● What is expected: Reproduce the complete listing without any deviation.

"""

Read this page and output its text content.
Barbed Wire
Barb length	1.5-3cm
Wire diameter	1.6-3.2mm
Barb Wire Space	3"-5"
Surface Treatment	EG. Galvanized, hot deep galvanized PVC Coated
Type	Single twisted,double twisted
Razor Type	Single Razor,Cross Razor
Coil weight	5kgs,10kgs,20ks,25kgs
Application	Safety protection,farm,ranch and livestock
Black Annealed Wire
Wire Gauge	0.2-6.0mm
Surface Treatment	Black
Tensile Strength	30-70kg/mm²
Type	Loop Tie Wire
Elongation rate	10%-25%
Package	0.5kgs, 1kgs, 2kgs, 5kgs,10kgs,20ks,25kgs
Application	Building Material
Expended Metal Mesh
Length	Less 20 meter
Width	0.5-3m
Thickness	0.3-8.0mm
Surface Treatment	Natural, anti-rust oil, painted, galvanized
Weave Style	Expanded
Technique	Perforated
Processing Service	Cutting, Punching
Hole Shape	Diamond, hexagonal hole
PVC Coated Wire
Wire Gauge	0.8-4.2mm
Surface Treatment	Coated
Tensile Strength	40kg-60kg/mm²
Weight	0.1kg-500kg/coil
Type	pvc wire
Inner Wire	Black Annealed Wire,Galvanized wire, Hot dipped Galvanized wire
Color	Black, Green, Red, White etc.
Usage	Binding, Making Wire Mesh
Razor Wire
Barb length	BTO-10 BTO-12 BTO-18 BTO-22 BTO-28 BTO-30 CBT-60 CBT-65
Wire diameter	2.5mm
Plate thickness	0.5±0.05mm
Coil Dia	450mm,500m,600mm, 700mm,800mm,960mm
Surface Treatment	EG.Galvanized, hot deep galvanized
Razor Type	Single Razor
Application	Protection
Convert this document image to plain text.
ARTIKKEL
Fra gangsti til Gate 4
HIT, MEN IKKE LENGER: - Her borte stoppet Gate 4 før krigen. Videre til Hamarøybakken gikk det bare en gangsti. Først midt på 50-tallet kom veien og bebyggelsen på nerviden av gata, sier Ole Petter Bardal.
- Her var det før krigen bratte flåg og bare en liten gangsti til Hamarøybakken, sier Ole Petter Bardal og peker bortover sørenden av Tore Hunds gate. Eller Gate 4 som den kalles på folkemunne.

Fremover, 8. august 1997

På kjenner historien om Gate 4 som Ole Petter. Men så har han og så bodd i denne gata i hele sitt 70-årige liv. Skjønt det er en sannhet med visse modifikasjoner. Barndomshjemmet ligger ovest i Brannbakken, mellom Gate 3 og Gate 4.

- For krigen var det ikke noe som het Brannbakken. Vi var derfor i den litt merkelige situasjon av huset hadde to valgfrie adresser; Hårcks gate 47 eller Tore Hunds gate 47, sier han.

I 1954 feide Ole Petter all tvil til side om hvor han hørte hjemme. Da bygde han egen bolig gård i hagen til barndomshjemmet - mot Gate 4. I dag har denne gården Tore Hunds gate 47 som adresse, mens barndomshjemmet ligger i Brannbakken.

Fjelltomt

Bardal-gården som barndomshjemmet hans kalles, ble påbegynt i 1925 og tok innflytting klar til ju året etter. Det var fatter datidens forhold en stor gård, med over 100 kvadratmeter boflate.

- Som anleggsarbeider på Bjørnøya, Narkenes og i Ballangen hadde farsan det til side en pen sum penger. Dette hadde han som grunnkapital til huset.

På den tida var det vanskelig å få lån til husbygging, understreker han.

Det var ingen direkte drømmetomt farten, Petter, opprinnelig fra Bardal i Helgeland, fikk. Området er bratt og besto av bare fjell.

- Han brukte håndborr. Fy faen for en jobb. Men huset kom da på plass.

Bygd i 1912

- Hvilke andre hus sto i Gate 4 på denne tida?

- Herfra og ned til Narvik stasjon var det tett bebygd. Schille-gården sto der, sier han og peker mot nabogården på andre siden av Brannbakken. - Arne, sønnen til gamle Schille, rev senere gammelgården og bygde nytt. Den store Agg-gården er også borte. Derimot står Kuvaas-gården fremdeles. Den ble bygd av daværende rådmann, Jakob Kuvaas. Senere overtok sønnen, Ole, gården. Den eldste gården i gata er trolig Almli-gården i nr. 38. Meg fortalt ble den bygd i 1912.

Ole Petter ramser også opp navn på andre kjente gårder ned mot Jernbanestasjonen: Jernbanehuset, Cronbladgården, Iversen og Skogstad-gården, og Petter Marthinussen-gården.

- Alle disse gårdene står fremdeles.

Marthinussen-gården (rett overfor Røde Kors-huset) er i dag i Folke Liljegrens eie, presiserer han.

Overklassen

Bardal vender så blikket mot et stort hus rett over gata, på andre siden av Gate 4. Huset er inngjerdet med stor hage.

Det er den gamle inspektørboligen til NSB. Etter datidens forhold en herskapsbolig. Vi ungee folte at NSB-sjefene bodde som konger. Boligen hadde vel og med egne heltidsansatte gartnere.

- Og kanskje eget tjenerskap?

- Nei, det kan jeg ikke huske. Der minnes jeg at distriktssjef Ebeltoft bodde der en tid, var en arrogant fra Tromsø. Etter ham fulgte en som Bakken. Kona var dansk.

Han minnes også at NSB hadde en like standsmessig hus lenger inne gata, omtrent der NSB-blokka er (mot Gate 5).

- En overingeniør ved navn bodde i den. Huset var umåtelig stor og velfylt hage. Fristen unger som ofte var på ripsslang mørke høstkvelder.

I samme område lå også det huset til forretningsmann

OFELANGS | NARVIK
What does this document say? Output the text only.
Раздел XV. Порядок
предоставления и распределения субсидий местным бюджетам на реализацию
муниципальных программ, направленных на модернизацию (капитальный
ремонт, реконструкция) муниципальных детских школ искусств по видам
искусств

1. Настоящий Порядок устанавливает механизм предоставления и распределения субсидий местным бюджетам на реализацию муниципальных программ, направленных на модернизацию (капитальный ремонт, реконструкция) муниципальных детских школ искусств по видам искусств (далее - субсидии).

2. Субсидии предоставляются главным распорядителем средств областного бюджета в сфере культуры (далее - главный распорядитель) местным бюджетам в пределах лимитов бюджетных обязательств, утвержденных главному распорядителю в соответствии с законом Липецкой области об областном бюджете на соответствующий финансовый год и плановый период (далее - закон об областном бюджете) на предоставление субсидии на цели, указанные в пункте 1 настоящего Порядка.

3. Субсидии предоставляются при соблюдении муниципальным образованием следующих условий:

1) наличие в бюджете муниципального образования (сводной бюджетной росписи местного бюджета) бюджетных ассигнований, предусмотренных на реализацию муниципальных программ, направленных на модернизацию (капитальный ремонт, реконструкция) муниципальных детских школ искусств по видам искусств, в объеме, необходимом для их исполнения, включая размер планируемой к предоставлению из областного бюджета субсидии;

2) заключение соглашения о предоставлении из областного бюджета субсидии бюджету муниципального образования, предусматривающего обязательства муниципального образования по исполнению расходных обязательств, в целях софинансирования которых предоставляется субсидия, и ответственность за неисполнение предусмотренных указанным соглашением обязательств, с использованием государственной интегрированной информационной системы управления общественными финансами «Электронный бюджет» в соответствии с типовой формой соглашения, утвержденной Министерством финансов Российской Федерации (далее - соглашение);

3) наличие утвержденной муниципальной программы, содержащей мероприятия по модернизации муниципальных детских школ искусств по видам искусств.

"""

● Full solution:
Read this page and output its text content.
Barbed Wire
Barb length	1.5-3cm
Wire diameter	1.6-3.2mm
Barb Wire Space	3"-5"
Surface Treatment	EG. Galvanized, hot deep galvanized PVC Coated
Type	Single twisted,double twisted
Razor Type	Single Razor,Cross Razor
Coil weight	5kgs,10kgs,20ks,25kgs
Application	Safety protection,farm,ranch and livestock
Black Annealed Wire
Wire Gauge	0.2-6.0mm
Surface Treatment	Black
Tensile Strength	30-70kg/mm²
Type	Loop Tie Wire
Elongation rate	10%-25%
Package	0.5kgs, 1kgs, 2kgs, 5kgs,10kgs,20ks,25kgs
Application	Building Material
Expended Metal Mesh
Length	Less 20 meter
Width	0.5-3m
Thickness	0.3-8.0mm
Surface Treatment	Natural, anti-rust oil, painted, galvanized
Weave Style	Expanded
Technique	Perforated
Processing Service	Cutting, Punching
Hole Shape	Diamond, hexagonal hole
PVC Coated Wire
Wire Gauge	0.8-4.2mm
Surface Treatment	Coated
Tensile Strength	40kg-60kg/mm²
Weight	0.1kg-500kg/coil
Type	pvc wire
Inner Wire	Black Annealed Wire,Galvanized wire, Hot dipped Galvanized wire
Color	Black, Green, Red, White etc.
Usage	Binding, Making Wire Mesh
Razor Wire
Barb length	BTO-10 BTO-12 BTO-18 BTO-22 BTO-28 BTO-30 CBT-60 CBT-65
Wire diameter	2.5mm
Plate thickness	0.5±0.05mm
Coil Dia	450mm,500m,600mm, 700mm,800mm,960mm
Surface Treatment	EG.Galvanized, hot deep galvanized
Razor Type	Single Razor
Application	Protection
Convert this document image to plain text.
ARTIKKEL
Fra gangsti til Gate 4
HIT, MEN IKKE LENGER: - Her borte stoppet Gate 4 før krigen. Videre til Hamarøybakken gikk det bare en gangsti. Først midt på 50-tallet kom veien og bebyggelsen på nerviden av gata, sier Ole Petter Bardal.
- Her var det før krigen bratte flåg og bare en liten gangsti til Hamarøybakken, sier Ole Petter Bardal og peker bortover sørenden av Tore Hunds gate. Eller Gate 4 som den kalles på folkemunne.

Fremover, 8. august 1997

På kjenner historien om Gate 4 som Ole Petter. Men så har han og så bodd i denne gata i hele sitt 70-årige liv. Skjønt det er en sannhet med visse modifikasjoner. Barndomshjemmet ligger ovest i Brannbakken, mellom Gate 3 og Gate 4.

- For krigen var det ikke noe som het Brannbakken. Vi var derfor i den litt merkelige situasjon av huset hadde to valgfrie adresser; Hårcks gate 47 eller Tore Hunds gate 47, sier han.

I 1954 feide Ole Petter all tvil til side om hvor han hørte hjemme. Da bygde han egen bolig gård i hagen til barndomshjemmet - mot Gate 4. I dag har denne gården Tore Hunds gate 47 som adresse, mens barndomshjemmet ligger i Brannbakken.

Fjelltomt

Bardal-gården som barndomshjemmet hans kalles, ble påbegynt i 1925 og tok innflytting klar til ju året etter. Det var fatter datidens forhold en stor gård, med over 100 kvadratmeter boflate.

- Som anleggsarbeider på Bjørnøya, Narkenes og i Ballangen hadde farsan det til side en pen sum penger. Dette hadde han som grunnkapital til huset.

På den tida var det vanskelig å få lån til husbygging, understreker han.

Det var ingen direkte drømmetomt farten, Petter, opprinnelig fra Bardal i Helgeland, fikk. Området er bratt og besto av bare fjell.

- Han brukte håndborr. Fy faen for en jobb. Men huset kom da på plass.

Bygd i 1912

- Hvilke andre hus sto i Gate 4 på denne tida?

- Herfra og ned til Narvik stasjon var det tett bebygd. Schille-gården sto der, sier han og peker mot nabogården på andre siden av Brannbakken. - Arne, sønnen til gamle Schille, rev senere gammelgården og bygde nytt. Den store Agg-gården er også borte. Derimot står Kuvaas-gården fremdeles. Den ble bygd av daværende rådmann, Jakob Kuvaas. Senere overtok sønnen, Ole, gården. Den eldste gården i gata er trolig Almli-gården i nr. 38. Meg fortalt ble den bygd i 1912.

Ole Petter ramser også opp navn på andre kjente gårder ned mot Jernbanestasjonen: Jernbanehuset, Cronbladgården, Iversen og Skogstad-gården, og Petter Marthinussen-gården.

- Alle disse gårdene står fremdeles.

Marthinussen-gården (rett overfor Røde Kors-huset) er i dag i Folke Liljegrens eie, presiserer han.

Overklassen

Bardal vender så blikket mot et stort hus rett over gata, på andre siden av Gate 4. Huset er inngjerdet med stor hage.

Det er den gamle inspektørboligen til NSB. Etter datidens forhold en herskapsbolig. Vi ungee folte at NSB-sjefene bodde som konger. Boligen hadde vel og med egne heltidsansatte gartnere.

- Og kanskje eget tjenerskap?

- Nei, det kan jeg ikke huske. Der minnes jeg at distriktssjef Ebeltoft bodde der en tid, var en arrogant fra Tromsø. Etter ham fulgte en som Bakken. Kona var dansk.

Han minnes også at NSB hadde en like standsmessig hus lenger inne gata, omtrent der NSB-blokka er (mot Gate 5).

- En overingeniør ved navn bodde i den. Huset var umåtelig stor og velfylt hage. Fristen unger som ofte var på ripsslang mørke høstkvelder.

I samme område lå også det huset til forretningsmann

OFELANGS | NARVIK
What does this document say? Output the text only.
Раздел XV. Порядок
предоставления и распределения субсидий местным бюджетам на реализацию
муниципальных программ, направленных на модернизацию (капитальный
ремонт, реконструкция) муниципальных детских школ искусств по видам
искусств

1. Настоящий Порядок устанавливает механизм предоставления и распределения субсидий местным бюджетам на реализацию муниципальных программ, направленных на модернизацию (капитальный ремонт, реконструкция) муниципальных детских школ искусств по видам искусств (далее - субсидии).

2. Субсидии предоставляются главным распорядителем средств областного бюджета в сфере культуры (далее - главный распорядитель) местным бюджетам в пределах лимитов бюджетных обязательств, утвержденных главному распорядителю в соответствии с законом Липецкой области об областном бюджете на соответствующий финансовый год и плановый период (далее - закон об областном бюджете) на предоставление субсидии на цели, указанные в пункте 1 настоящего Порядка.

3. Субсидии предоставляются при соблюдении муниципальным образованием следующих условий:

1) наличие в бюджете муниципального образования (сводной бюджетной росписи местного бюджета) бюджетных ассигнований, предусмотренных на реализацию муниципальных программ, направленных на модернизацию (капитальный ремонт, реконструкция) муниципальных детских школ искусств по видам искусств, в объеме, необходимом для их исполнения, включая размер планируемой к предоставлению из областного бюджета субсидии;

2) заключение соглашения о предоставлении из областного бюджета субсидии бюджету муниципального образования, предусматривающего обязательства муниципального образования по исполнению расходных обязательств, в целях софинансирования которых предоставляется субсидия, и ответственность за неисполнение предусмотренных указанным соглашением обязательств, с использованием государственной интегрированной информационной системы управления общественными финансами «Электронный бюджет» в соответствии с типовой формой соглашения, утвержденной Министерством финансов Российской Федерации (далее - соглашение);

3) наличие утвержденной муниципальной программы, содержащей мероприятия по модернизации муниципальных детских школ искусств по видам искусств.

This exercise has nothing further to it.